Repeat the listing in full, word for word.

Start

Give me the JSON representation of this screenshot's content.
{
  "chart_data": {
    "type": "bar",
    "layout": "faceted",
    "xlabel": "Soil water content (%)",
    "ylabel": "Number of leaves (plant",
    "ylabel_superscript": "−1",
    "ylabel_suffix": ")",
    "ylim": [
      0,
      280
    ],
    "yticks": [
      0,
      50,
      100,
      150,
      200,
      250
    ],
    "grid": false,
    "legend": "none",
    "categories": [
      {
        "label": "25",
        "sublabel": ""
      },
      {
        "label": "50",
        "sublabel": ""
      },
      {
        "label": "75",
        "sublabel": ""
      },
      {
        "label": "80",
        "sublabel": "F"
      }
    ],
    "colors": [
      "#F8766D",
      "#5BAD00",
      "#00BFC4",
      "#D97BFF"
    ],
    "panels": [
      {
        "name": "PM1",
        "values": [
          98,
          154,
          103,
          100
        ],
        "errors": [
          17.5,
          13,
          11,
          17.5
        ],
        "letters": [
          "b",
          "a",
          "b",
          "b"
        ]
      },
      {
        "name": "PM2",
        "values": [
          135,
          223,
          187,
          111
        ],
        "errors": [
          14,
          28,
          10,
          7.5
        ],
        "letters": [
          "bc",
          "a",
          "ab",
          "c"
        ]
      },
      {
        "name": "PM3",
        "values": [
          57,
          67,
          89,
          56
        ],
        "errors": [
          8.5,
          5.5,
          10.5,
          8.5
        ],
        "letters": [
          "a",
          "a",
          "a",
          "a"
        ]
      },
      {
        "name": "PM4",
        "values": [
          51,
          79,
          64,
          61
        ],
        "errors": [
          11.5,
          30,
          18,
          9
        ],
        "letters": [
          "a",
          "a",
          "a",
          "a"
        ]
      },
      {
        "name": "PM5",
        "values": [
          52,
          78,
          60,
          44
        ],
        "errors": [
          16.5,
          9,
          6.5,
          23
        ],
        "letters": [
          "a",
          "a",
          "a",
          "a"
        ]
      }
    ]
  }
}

End

§ Result of the exercise:
Give me the JSON representation of this screenshot's content.
{
  "chart_data": {
    "type": "bar",
    "layout": "faceted",
    "xlabel": "Soil water content (%)",
    "ylabel": "Number of leaves (plant",
    "ylabel_superscript": "−1",
    "ylabel_suffix": ")",
    "ylim": [
      0,
      280
    ],
    "yticks": [
      0,
      50,
      100,
      150,
      200,
      250
    ],
    "grid": false,
    "legend": "none",
    "categories": [
      {
        "label": "25",
        "sublabel": ""
      },
      {
        "label": "50",
        "sublabel": ""
      },
      {
        "label": "75",
        "sublabel": ""
      },
      {
        "label": "80",
        "sublabel": "F"
      }
    ],
    "colors": [
      "#F8766D",
      "#5BAD00",
      "#00BFC4",
      "#D97BFF"
    ],
    "panels": [
      {
        "name": "PM1",
        "values": [
          98,
          154,
          103,
          100
        ],
        "errors": [
          17.5,
          13,
          11,
          17.5
        ],
        "letters": [
          "b",
          "a",
          "b",
          "b"
        ]
      },
      {
        "name": "PM2",
        "values": [
          135,
          223,
          187,
          111
        ],
        "errors": [
          14,
          28,
          10,
          7.5
        ],
        "letters": [
          "bc",
          "a",
          "ab",
          "c"
        ]
      },
      {
        "name": "PM3",
        "values": [
          57,
          67,
          89,
          56
        ],
        "errors": [
          8.5,
          5.5,
          10.5,
          8.5
        ],
        "letters": [
          "a",
          "a",
          "a",
          "a"
        ]
      },
      {
        "name": "PM4",
        "values": [
          51,
          79,
          64,
          61
        ],
        "errors": [
          11.5,
          30,
          18,
          9
        ],
        "letters": [
          "a",
          "a",
          "a",
          "a"
        ]
      },
      {
        "name": "PM5",
        "values": [
          52,
          78,
          60,
          44
        ],
        "errors": [
          16.5,
          9,
          6.5,
          23
        ],
        "letters": [
          "a",
          "a",
          "a",
          "a"
        ]
      }
    ]
  }
}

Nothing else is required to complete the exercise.